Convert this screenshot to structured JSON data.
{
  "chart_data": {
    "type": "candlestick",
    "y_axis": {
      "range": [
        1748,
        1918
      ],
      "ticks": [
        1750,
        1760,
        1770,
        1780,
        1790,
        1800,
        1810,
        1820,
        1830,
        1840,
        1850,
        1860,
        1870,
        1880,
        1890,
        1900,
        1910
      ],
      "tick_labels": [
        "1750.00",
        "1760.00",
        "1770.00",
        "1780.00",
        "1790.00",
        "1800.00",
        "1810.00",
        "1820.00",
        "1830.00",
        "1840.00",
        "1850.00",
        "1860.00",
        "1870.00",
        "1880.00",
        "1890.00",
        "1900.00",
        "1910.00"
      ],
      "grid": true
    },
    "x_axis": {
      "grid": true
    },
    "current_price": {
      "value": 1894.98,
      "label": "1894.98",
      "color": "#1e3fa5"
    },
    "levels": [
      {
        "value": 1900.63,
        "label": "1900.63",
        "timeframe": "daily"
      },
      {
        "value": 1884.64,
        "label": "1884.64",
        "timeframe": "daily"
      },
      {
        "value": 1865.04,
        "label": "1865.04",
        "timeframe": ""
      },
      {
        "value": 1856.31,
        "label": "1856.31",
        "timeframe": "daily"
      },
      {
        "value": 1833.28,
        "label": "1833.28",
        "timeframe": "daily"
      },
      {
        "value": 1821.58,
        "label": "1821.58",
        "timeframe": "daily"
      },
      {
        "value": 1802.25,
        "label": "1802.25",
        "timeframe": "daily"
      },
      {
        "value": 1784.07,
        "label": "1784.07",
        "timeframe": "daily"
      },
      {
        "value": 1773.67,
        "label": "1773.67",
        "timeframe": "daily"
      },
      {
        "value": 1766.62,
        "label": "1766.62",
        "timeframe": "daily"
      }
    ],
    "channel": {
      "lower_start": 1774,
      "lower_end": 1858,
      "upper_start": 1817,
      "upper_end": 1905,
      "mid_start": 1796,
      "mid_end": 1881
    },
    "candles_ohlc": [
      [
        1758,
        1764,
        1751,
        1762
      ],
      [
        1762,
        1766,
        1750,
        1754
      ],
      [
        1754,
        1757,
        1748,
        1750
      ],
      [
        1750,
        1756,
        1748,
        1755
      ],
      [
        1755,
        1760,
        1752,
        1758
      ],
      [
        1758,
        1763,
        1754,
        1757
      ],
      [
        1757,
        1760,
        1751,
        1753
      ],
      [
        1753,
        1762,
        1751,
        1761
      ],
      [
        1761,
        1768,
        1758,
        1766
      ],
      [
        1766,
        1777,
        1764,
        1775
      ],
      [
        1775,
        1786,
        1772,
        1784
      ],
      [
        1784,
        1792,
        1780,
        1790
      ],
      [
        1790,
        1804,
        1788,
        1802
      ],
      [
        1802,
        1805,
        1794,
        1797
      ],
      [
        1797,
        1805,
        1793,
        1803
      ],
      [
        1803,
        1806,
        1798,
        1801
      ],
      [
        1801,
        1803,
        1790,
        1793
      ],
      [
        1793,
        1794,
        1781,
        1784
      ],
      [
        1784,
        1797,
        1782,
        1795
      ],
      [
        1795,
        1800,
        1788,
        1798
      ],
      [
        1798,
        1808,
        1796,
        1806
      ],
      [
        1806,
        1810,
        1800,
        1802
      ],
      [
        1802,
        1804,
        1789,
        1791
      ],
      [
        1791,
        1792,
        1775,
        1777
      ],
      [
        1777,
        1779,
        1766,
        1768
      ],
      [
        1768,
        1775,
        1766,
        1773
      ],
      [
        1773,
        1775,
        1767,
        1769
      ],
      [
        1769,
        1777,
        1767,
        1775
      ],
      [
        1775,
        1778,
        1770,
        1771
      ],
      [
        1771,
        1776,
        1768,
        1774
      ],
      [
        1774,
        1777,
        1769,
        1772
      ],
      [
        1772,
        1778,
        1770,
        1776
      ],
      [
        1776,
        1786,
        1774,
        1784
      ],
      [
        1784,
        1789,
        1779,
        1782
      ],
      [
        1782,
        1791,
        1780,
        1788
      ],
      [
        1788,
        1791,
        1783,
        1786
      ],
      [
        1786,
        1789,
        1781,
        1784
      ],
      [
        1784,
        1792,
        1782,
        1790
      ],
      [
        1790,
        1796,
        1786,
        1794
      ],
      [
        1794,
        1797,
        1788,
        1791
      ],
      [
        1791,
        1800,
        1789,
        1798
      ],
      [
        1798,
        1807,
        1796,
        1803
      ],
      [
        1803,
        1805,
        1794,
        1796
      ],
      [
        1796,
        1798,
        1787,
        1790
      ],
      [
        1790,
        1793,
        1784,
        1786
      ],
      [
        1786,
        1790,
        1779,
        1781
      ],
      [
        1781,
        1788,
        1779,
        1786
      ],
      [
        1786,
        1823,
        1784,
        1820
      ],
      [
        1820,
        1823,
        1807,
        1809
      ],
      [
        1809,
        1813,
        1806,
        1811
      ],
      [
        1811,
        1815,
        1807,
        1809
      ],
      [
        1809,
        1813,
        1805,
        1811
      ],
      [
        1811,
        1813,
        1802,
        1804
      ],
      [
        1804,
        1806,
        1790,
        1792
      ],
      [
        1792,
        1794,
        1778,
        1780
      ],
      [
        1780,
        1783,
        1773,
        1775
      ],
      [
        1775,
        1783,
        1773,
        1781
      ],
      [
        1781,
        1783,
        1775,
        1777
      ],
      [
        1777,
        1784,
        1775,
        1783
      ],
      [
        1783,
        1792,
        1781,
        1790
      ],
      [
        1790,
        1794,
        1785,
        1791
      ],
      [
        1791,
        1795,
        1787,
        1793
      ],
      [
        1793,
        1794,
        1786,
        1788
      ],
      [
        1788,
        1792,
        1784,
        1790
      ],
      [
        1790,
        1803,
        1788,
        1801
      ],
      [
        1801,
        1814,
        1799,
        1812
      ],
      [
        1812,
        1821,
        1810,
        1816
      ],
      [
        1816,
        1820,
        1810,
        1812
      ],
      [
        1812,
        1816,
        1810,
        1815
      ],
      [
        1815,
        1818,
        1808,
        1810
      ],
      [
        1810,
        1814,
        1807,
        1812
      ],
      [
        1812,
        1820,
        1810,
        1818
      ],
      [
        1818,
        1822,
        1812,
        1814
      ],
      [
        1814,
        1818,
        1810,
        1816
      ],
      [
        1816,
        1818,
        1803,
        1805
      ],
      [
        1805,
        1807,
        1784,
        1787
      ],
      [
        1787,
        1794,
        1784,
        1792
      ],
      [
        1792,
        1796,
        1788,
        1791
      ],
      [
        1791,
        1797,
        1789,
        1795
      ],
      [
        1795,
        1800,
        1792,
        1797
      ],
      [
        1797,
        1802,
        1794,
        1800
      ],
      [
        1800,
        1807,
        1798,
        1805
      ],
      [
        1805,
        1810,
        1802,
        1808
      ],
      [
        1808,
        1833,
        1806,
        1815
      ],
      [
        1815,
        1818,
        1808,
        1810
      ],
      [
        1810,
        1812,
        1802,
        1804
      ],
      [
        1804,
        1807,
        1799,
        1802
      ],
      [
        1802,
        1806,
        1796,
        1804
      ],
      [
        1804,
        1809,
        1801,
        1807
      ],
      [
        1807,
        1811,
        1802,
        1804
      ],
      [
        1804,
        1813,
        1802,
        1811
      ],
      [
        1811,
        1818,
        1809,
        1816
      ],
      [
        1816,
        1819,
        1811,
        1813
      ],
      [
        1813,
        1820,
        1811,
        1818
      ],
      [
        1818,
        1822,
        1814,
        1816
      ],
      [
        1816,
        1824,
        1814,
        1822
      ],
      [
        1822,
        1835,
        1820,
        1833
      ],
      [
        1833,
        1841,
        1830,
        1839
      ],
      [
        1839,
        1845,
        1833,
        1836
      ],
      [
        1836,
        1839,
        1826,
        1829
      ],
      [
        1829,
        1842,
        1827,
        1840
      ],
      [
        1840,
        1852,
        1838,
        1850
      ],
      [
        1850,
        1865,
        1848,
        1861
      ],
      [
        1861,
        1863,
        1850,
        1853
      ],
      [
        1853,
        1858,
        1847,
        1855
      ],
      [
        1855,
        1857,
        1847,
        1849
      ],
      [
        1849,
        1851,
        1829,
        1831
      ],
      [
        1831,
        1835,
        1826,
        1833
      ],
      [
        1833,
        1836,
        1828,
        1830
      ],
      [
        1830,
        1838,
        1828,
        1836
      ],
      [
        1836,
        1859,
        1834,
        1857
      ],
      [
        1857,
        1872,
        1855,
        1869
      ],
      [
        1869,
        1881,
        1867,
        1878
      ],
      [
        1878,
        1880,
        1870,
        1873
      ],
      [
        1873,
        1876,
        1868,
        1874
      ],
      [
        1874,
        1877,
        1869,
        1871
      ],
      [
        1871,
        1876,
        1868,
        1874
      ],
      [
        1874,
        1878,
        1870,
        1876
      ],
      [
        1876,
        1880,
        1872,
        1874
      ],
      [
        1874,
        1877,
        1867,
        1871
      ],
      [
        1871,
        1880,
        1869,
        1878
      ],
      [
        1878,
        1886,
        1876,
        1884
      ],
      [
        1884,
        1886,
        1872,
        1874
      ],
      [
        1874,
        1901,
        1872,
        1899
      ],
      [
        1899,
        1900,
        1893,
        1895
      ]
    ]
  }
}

Short problem: Take every line from the data that contains the word "value".

Answer in full:
      "value": 1894.98,
        "value": 1900.63,
        "value": 1884.64,
        "value": 1865.04,
        "value": 1856.31,
        "value": 1833.28,
        "value": 1821.58,
        "value": 1802.25,
        "value": 1784.07,
        "value": 1773.67,
        "value": 1766.62,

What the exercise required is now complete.